CHALLENGE: Pull out each line of the records holding the string "volume".

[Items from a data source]
_ _ _ _ _

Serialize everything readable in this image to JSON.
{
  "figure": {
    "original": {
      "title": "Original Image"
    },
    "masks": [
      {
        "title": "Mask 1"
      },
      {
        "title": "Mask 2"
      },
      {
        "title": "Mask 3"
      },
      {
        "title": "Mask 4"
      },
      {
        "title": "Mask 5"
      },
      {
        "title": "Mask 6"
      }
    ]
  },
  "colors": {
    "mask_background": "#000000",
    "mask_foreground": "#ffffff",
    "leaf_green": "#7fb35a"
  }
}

_ _ _ _ _

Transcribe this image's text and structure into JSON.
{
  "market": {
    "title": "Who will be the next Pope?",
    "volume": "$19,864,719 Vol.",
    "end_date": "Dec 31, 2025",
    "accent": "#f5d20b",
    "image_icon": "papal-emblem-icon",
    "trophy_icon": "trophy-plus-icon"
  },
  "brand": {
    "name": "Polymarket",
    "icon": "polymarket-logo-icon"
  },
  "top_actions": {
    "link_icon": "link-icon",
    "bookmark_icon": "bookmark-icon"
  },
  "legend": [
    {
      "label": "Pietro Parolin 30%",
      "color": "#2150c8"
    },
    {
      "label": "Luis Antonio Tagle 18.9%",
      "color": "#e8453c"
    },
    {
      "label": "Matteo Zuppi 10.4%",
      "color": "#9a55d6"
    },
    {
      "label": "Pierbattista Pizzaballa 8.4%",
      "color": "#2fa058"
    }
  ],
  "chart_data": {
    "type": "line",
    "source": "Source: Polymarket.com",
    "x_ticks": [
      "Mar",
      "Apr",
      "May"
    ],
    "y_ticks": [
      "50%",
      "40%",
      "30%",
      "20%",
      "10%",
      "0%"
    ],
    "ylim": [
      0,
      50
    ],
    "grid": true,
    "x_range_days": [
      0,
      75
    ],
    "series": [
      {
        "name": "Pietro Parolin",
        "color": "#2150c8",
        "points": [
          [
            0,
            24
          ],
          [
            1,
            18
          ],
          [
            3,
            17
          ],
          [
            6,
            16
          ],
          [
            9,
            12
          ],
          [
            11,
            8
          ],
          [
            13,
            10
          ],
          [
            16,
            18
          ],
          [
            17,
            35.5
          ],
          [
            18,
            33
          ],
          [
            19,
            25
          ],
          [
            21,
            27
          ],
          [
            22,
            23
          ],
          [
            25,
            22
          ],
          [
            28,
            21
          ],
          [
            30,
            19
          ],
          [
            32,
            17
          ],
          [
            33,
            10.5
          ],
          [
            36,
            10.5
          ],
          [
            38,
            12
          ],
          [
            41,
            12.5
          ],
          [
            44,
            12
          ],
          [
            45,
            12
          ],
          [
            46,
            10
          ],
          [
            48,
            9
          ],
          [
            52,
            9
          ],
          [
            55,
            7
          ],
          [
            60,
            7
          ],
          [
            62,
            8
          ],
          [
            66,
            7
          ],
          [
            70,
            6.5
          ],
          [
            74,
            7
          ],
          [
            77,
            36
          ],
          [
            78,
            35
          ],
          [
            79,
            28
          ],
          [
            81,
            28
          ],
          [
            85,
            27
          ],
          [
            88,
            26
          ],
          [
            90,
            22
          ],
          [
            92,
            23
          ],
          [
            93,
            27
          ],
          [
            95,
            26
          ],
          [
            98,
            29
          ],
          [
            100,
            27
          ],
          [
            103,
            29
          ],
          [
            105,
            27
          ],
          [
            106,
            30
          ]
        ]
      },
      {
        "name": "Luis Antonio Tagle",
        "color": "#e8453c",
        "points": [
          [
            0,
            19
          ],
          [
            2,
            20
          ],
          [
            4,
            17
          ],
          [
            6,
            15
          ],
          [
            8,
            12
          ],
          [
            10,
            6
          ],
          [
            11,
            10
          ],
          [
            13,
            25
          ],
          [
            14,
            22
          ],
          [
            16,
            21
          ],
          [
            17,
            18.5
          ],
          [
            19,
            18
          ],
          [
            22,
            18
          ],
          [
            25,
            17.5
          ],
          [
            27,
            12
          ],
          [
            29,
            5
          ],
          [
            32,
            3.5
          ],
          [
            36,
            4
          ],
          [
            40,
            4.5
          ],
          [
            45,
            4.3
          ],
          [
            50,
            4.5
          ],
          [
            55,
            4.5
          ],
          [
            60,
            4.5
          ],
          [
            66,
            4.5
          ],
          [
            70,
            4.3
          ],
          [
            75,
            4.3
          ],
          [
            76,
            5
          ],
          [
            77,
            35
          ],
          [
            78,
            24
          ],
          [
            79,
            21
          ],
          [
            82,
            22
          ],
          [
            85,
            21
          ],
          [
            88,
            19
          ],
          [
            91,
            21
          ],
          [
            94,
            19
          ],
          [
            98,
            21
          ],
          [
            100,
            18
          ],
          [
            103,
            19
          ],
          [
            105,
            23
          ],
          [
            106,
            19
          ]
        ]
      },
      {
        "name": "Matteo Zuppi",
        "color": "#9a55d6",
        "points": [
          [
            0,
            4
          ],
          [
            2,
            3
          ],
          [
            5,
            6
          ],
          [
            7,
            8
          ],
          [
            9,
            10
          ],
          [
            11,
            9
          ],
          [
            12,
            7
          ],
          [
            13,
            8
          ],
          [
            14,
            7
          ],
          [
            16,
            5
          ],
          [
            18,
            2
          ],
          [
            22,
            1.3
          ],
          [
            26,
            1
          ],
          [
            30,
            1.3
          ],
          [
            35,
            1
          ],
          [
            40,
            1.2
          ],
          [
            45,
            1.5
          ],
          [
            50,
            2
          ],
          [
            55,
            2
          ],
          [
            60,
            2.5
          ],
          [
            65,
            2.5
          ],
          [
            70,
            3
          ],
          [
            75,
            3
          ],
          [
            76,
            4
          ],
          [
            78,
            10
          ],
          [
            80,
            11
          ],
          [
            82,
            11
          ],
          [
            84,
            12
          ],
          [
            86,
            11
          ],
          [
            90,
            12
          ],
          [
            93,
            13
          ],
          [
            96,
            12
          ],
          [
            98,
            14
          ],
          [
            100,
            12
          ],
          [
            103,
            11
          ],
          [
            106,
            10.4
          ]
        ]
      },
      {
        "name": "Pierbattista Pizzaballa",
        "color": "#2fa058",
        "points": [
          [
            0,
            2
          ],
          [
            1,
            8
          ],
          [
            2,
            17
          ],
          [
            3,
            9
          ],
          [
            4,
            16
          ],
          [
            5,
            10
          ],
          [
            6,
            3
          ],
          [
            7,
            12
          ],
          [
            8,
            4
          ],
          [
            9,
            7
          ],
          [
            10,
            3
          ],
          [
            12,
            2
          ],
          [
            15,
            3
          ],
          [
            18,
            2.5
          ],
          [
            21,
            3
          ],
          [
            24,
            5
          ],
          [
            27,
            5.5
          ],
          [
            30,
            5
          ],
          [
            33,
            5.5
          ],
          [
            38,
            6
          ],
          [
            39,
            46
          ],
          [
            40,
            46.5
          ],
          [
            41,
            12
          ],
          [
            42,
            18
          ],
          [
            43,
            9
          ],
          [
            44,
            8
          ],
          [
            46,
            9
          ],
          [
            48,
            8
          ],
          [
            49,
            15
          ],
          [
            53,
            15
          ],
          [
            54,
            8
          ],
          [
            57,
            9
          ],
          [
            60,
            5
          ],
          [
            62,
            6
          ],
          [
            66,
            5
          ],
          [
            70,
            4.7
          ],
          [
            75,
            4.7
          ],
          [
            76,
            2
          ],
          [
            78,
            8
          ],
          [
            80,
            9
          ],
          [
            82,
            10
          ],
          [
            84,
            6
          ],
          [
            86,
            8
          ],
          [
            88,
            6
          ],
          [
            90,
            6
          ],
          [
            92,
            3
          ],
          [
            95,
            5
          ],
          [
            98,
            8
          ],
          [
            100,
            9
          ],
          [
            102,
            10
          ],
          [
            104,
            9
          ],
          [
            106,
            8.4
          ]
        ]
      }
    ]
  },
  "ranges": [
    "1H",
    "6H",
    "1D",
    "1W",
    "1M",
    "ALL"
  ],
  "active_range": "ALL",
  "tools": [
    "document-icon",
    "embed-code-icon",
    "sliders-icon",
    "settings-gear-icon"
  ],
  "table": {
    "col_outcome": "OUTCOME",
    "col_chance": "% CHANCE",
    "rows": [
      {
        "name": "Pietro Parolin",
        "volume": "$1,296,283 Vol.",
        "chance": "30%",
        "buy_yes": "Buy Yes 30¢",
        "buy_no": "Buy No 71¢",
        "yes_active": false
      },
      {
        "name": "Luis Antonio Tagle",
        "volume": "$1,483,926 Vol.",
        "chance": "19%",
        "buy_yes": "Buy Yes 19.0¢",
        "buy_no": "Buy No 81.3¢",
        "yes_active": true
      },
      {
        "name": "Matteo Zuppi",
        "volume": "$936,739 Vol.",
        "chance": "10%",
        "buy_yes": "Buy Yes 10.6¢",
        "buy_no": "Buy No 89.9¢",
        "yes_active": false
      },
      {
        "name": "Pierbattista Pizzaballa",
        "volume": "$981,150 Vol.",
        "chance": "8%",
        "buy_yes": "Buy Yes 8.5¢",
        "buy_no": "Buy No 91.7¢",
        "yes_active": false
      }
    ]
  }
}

_ _ _ _ _

REPLY TO THE TASK:
    "volume": "$19,864,719 Vol.",
        "volume": "$1,296,283 Vol.",
        "volume": "$1,483,926 Vol.",
        "volume": "$936,739 Vol.",
        "volume": "$981,150 Vol.",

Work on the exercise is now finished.